* Begin Source data *

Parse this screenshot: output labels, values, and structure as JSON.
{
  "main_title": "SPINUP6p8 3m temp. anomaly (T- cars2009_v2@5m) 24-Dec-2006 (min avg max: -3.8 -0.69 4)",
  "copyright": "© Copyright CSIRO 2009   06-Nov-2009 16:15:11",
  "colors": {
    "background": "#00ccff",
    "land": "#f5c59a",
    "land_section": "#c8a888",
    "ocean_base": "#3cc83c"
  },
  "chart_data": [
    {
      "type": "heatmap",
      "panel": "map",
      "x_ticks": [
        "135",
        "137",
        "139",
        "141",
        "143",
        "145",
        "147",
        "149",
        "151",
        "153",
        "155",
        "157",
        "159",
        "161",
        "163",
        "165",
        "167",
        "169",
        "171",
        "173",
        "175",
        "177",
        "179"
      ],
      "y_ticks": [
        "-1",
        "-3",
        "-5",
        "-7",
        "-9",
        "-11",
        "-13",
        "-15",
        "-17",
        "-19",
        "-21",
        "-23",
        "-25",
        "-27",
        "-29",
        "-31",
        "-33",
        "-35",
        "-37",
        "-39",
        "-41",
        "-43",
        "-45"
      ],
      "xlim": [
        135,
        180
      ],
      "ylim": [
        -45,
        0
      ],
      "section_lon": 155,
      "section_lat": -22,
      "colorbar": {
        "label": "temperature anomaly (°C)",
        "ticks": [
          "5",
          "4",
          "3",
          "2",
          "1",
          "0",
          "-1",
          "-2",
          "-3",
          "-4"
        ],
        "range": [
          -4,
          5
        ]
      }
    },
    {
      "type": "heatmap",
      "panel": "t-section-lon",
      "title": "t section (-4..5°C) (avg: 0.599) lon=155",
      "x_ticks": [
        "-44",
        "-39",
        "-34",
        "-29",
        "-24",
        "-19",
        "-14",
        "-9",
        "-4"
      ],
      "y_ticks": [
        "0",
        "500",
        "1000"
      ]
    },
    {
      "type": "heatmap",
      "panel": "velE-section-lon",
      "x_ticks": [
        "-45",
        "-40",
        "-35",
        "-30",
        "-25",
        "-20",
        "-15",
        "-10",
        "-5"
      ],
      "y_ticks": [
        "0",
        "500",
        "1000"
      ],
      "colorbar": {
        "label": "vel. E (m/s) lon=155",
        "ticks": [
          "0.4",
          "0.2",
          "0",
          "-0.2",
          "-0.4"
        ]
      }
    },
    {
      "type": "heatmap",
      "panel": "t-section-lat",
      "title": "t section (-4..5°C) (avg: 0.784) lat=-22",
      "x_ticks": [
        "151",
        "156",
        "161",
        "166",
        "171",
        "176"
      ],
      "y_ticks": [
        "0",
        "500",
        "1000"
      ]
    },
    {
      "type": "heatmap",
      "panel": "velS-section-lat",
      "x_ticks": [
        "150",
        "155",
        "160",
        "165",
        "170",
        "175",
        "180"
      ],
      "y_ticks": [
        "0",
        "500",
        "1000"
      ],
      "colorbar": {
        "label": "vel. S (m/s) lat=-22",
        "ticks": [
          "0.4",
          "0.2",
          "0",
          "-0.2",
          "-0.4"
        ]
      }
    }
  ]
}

* End Source data *

» Work to be completed:
Look through the entries and find each line that has the string "panel". Copy those lines.

» Written answer:
      "panel": "map",
      "panel": "t-section-lon",
      "panel": "velE-section-lon",
      "panel": "t-section-lat",
      "panel": "velS-section-lat",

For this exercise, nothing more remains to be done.